▶ ISTRUZIONE ASSEGNATA: Formatta tutte le righe dell'elenco seguente come lista JSON di stringhe, una stringa per ciascuna riga. Tralascia le righe vuote.

▶ DATI DEL COMPITO:
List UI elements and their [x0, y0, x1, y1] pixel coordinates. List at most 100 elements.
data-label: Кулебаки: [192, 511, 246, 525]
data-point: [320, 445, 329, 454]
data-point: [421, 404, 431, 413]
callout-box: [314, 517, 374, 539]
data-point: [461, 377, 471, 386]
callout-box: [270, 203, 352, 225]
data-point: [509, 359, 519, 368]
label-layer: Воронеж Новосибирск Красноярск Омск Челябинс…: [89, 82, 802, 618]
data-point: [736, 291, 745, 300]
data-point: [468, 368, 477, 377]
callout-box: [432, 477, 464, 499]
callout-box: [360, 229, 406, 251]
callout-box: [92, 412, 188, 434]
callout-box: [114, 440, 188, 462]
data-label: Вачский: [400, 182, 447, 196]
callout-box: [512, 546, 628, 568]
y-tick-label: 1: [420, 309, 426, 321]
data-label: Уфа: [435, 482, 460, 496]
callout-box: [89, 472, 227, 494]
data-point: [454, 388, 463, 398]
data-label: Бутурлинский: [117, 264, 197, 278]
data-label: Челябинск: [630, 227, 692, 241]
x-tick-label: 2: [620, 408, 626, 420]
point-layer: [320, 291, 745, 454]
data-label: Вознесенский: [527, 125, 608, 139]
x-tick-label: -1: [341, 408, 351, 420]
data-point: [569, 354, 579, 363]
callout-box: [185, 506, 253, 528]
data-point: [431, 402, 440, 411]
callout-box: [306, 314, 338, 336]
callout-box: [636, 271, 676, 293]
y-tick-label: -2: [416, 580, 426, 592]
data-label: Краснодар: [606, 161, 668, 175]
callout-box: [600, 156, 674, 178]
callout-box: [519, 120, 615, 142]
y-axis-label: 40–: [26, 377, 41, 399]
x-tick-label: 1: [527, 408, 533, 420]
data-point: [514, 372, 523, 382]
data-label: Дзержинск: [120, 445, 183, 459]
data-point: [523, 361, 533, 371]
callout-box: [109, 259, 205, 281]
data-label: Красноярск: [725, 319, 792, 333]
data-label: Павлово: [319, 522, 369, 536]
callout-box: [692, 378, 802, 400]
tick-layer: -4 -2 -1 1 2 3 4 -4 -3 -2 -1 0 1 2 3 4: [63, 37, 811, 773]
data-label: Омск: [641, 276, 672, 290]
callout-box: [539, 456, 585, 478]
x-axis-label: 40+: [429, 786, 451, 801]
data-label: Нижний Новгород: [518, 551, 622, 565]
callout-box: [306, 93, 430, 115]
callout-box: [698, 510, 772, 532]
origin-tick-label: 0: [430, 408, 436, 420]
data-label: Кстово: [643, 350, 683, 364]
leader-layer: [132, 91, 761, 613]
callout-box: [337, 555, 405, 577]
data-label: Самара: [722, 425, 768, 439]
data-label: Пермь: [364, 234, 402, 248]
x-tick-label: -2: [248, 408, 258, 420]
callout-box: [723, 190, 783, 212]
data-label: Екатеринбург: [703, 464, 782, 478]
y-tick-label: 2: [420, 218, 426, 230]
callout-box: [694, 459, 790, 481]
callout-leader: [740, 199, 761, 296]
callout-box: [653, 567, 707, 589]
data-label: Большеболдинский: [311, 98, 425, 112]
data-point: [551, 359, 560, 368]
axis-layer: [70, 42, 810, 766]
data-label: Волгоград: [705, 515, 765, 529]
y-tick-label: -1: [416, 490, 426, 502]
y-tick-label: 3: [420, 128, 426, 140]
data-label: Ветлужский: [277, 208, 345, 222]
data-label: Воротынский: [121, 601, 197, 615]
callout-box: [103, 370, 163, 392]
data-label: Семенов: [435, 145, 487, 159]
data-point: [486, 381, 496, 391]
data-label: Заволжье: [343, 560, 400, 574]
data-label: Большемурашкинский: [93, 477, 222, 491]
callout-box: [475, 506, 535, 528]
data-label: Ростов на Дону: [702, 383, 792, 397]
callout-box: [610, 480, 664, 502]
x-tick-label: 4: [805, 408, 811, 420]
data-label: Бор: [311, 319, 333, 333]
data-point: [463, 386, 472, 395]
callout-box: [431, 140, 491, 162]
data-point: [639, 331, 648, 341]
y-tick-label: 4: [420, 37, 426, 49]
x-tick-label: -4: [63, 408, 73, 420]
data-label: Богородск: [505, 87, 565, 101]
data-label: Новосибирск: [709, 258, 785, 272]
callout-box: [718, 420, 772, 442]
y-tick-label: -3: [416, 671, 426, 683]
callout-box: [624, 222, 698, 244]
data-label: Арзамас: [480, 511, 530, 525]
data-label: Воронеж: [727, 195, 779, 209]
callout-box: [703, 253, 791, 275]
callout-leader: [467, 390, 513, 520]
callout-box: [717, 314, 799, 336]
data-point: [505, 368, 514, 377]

▶ RISPOSTA SCRITTA:
[
  "List UI elements and their [x0, y0, x1, y1] pixel coordinates. List at most 100 elements.",
  "data-label: Кулебаки: [192, 511, 246, 525]",
  "data-point: [320, 445, 329, 454]",
  "data-point: [421, 404, 431, 413]",
  "callout-box: [314, 517, 374, 539]",
  "data-point: [461, 377, 471, 386]",
  "callout-box: [270, 203, 352, 225]",
  "data-point: [509, 359, 519, 368]",
  "label-layer: Воронеж Новосибирск Красноярск Омск Челябинс…: [89, 82, 802, 618]",
  "data-point: [736, 291, 745, 300]",
  "data-point: [468, 368, 477, 377]",
  "callout-box: [432, 477, 464, 499]",
  "callout-box: [360, 229, 406, 251]",
  "callout-box: [92, 412, 188, 434]",
  "callout-box: [114, 440, 188, 462]",
  "data-label: Вачский: [400, 182, 447, 196]",
  "callout-box: [512, 546, 628, 568]",
  "y-tick-label: 1: [420, 309, 426, 321]",
  "data-label: Уфа: [435, 482, 460, 496]",
  "callout-box: [89, 472, 227, 494]",
  "data-point: [454, 388, 463, 398]",
  "data-label: Бутурлинский: [117, 264, 197, 278]",
  "data-label: Челябинск: [630, 227, 692, 241]",
  "x-tick-label: 2: [620, 408, 626, 420]",
  "point-layer: [320, 291, 745, 454]",
  "data-label: Вознесенский: [527, 125, 608, 139]",
  "x-tick-label: -1: [341, 408, 351, 420]",
  "data-point: [569, 354, 579, 363]",
  "callout-box: [185, 506, 253, 528]",
  "data-point: [431, 402, 440, 411]",
  "callout-box: [306, 314, 338, 336]",
  "callout-box: [636, 271, 676, 293]",
  "y-tick-label: -2: [416, 580, 426, 592]",
  "data-label: Краснодар: [606, 161, 668, 175]",
  "callout-box: [600, 156, 674, 178]",
  "callout-box: [519, 120, 615, 142]",
  "y-axis-label: 40–: [26, 377, 41, 399]",
  "x-tick-label: 1: [527, 408, 533, 420]",
  "data-point: [514, 372, 523, 382]",
  "data-label: Дзержинск: [120, 445, 183, 459]",
  "data-point: [523, 361, 533, 371]",
  "callout-box: [109, 259, 205, 281]",
  "data-label: Красноярск: [725, 319, 792, 333]",
  "data-label: Павлово: [319, 522, 369, 536]",
  "callout-box: [692, 378, 802, 400]",
  "tick-layer: -4 -2 -1 1 2 3 4 -4 -3 -2 -1 0 1 2 3 4: [63, 37, 811, 773]",
  "data-label: Омск: [641, 276, 672, 290]",
  "callout-box: [539, 456, 585, 478]",
  "x-axis-label: 40+: [429, 786, 451, 801]",
  "data-label: Нижний Новгород: [518, 551, 622, 565]",
  "callout-box: [306, 93, 430, 115]",
  "callout-box: [698, 510, 772, 532]",
  "origin-tick-label: 0: [430, 408, 436, 420]",
  "data-label: Кстово: [643, 350, 683, 364]",
  "leader-layer: [132, 91, 761, 613]",
  "callout-box: [337, 555, 405, 577]",
  "data-label: Самара: [722, 425, 768, 439]",
  "data-label: Пермь: [364, 234, 402, 248]",
  "x-tick-label: -2: [248, 408, 258, 420]",
  "callout-box: [723, 190, 783, 212]",
  "data-label: Екатеринбург: [703, 464, 782, 478]",
  "y-tick-label: 2: [420, 218, 426, 230]",
  "callout-box: [694, 459, 790, 481]",
  "callout-leader: [740, 199, 761, 296]",
  "callout-box: [653, 567, 707, 589]",
  "data-label: Большеболдинский: [311, 98, 425, 112]",
  "data-point: [551, 359, 560, 368]",
  "axis-layer: [70, 42, 810, 766]",
  "data-label: Волгоград: [705, 515, 765, 529]",
  "y-tick-label: -1: [416, 490, 426, 502]",
  "y-tick-label: 3: [420, 128, 426, 140]",
  "data-label: Ветлужский: [277, 208, 345, 222]",
  "data-label: Воротынский: [121, 601, 197, 615]",
  "callout-box: [103, 370, 163, 392]",
  "data-label: Семенов: [435, 145, 487, 159]",
  "data-point: [486, 381, 496, 391]",
  "data-label: Заволжье: [343, 560, 400, 574]",
  "data-label: Большемурашкинский: [93, 477, 222, 491]",
  "callout-box: [475, 506, 535, 528]",
  "data-label: Ростов на Дону: [702, 383, 792, 397]",
  "callout-box: [610, 480, 664, 502]",
  "x-tick-label: 4: [805, 408, 811, 420]",
  "data-label: Бор: [311, 319, 333, 333]",
  "data-point: [463, 386, 472, 395]",
  "callout-box: [431, 140, 491, 162]",
  "data-point: [639, 331, 648, 341]",
  "y-tick-label: 4: [420, 37, 426, 49]",
  "x-tick-label: -4: [63, 408, 73, 420]",
  "data-label: Богородск: [505, 87, 565, 101]",
  "data-label: Новосибирск: [709, 258, 785, 272]",
  "callout-box: [718, 420, 772, 442]",
  "y-tick-label: -3: [416, 671, 426, 683]",
  "callout-box: [624, 222, 698, 244]",
  "data-label: Арзамас: [480, 511, 530, 525]",
  "data-label: Воронеж: [727, 195, 779, 209]",
  "callout-box: [703, 253, 791, 275]",
  "callout-leader: [467, 390, 513, 520]",
  "callout-box: [717, 314, 799, 336]",
  "data-point: [505, 368, 514, 377]"
]